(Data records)
* * * * * * * * *

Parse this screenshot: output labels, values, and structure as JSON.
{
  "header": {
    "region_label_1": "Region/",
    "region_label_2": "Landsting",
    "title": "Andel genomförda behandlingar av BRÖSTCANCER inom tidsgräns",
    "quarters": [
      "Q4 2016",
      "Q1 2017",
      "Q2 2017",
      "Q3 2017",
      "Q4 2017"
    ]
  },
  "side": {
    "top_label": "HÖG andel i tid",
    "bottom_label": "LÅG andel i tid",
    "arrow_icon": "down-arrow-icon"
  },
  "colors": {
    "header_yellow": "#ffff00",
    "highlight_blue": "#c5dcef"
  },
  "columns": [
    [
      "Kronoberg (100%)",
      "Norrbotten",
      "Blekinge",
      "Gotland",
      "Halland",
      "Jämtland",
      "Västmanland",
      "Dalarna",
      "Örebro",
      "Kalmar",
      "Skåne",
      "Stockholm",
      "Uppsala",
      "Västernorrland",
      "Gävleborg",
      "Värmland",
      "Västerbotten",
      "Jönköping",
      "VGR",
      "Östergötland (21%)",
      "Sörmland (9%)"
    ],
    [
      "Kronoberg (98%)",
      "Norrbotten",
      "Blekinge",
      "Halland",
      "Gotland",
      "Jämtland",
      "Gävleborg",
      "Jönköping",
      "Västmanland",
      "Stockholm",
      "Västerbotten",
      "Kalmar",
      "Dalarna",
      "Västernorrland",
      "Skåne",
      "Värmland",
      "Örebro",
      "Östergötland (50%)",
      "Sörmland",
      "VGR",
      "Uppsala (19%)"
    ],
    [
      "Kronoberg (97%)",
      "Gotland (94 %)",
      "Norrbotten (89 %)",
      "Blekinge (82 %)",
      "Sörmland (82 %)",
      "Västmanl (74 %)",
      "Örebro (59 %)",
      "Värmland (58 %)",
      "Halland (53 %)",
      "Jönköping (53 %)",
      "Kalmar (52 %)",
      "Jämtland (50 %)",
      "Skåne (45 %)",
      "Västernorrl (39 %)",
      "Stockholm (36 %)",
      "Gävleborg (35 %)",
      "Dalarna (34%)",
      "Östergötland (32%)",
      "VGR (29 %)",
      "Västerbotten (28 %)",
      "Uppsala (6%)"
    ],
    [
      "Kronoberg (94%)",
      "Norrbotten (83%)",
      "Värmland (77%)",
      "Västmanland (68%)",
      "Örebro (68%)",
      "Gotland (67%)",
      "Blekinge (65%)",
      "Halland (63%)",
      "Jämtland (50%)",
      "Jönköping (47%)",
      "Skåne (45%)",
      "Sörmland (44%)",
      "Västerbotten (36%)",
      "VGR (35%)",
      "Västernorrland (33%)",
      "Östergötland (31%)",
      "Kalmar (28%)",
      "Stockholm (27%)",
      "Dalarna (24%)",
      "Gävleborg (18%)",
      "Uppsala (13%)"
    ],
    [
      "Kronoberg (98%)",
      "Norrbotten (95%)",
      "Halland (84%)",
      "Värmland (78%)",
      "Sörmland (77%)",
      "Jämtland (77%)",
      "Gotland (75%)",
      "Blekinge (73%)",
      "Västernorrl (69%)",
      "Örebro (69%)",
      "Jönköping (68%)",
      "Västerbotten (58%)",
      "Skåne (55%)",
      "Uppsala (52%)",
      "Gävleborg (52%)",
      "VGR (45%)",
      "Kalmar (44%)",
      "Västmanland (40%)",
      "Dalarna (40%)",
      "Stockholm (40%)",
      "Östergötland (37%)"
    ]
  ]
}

* * * * * * * * *

_What to do_
Set all of the entries down again, exactly as they were given.

_Reply to the task_
Parse this screenshot: output labels, values, and structure as JSON.
{
  "header": {
    "region_label_1": "Region/",
    "region_label_2": "Landsting",
    "title": "Andel genomförda behandlingar av BRÖSTCANCER inom tidsgräns",
    "quarters": [
      "Q4 2016",
      "Q1 2017",
      "Q2 2017",
      "Q3 2017",
      "Q4 2017"
    ]
  },
  "side": {
    "top_label": "HÖG andel i tid",
    "bottom_label": "LÅG andel i tid",
    "arrow_icon": "down-arrow-icon"
  },
  "colors": {
    "header_yellow": "#ffff00",
    "highlight_blue": "#c5dcef"
  },
  "columns": [
    [
      "Kronoberg (100%)",
      "Norrbotten",
      "Blekinge",
      "Gotland",
      "Halland",
      "Jämtland",
      "Västmanland",
      "Dalarna",
      "Örebro",
      "Kalmar",
      "Skåne",
      "Stockholm",
      "Uppsala",
      "Västernorrland",
      "Gävleborg",
      "Värmland",
      "Västerbotten",
      "Jönköping",
      "VGR",
      "Östergötland (21%)",
      "Sörmland (9%)"
    ],
    [
      "Kronoberg (98%)",
      "Norrbotten",
      "Blekinge",
      "Halland",
      "Gotland",
      "Jämtland",
      "Gävleborg",
      "Jönköping",
      "Västmanland",
      "Stockholm",
      "Västerbotten",
      "Kalmar",
      "Dalarna",
      "Västernorrland",
      "Skåne",
      "Värmland",
      "Örebro",
      "Östergötland (50%)",
      "Sörmland",
      "VGR",
      "Uppsala (19%)"
    ],
    [
      "Kronoberg (97%)",
      "Gotland (94 %)",
      "Norrbotten (89 %)",
      "Blekinge (82 %)",
      "Sörmland (82 %)",
      "Västmanl (74 %)",
      "Örebro (59 %)",
      "Värmland (58 %)",
      "Halland (53 %)",
      "Jönköping (53 %)",
      "Kalmar (52 %)",
      "Jämtland (50 %)",
      "Skåne (45 %)",
      "Västernorrl (39 %)",
      "Stockholm (36 %)",
      "Gävleborg (35 %)",
      "Dalarna (34%)",
      "Östergötland (32%)",
      "VGR (29 %)",
      "Västerbotten (28 %)",
      "Uppsala (6%)"
    ],
    [
      "Kronoberg (94%)",
      "Norrbotten (83%)",
      "Värmland (77%)",
      "Västmanland (68%)",
      "Örebro (68%)",
      "Gotland (67%)",
      "Blekinge (65%)",
      "Halland (63%)",
      "Jämtland (50%)",
      "Jönköping (47%)",
      "Skåne (45%)",
      "Sörmland (44%)",
      "Västerbotten (36%)",
      "VGR (35%)",
      "Västernorrland (33%)",
      "Östergötland (31%)",
      "Kalmar (28%)",
      "Stockholm (27%)",
      "Dalarna (24%)",
      "Gävleborg (18%)",
      "Uppsala (13%)"
    ],
    [
      "Kronoberg (98%)",
      "Norrbotten (95%)",
      "Halland (84%)",
      "Värmland (78%)",
      "Sörmland (77%)",
      "Jämtland (77%)",
      "Gotland (75%)",
      "Blekinge (73%)",
      "Västernorrl (69%)",
      "Örebro (69%)",
      "Jönköping (68%)",
      "Västerbotten (58%)",
      "Skåne (55%)",
      "Uppsala (52%)",
      "Gävleborg (52%)",
      "VGR (45%)",
      "Kalmar (44%)",
      "Västmanland (40%)",
      "Dalarna (40%)",
      "Stockholm (40%)",
      "Östergötland (37%)"
    ]
  ]
}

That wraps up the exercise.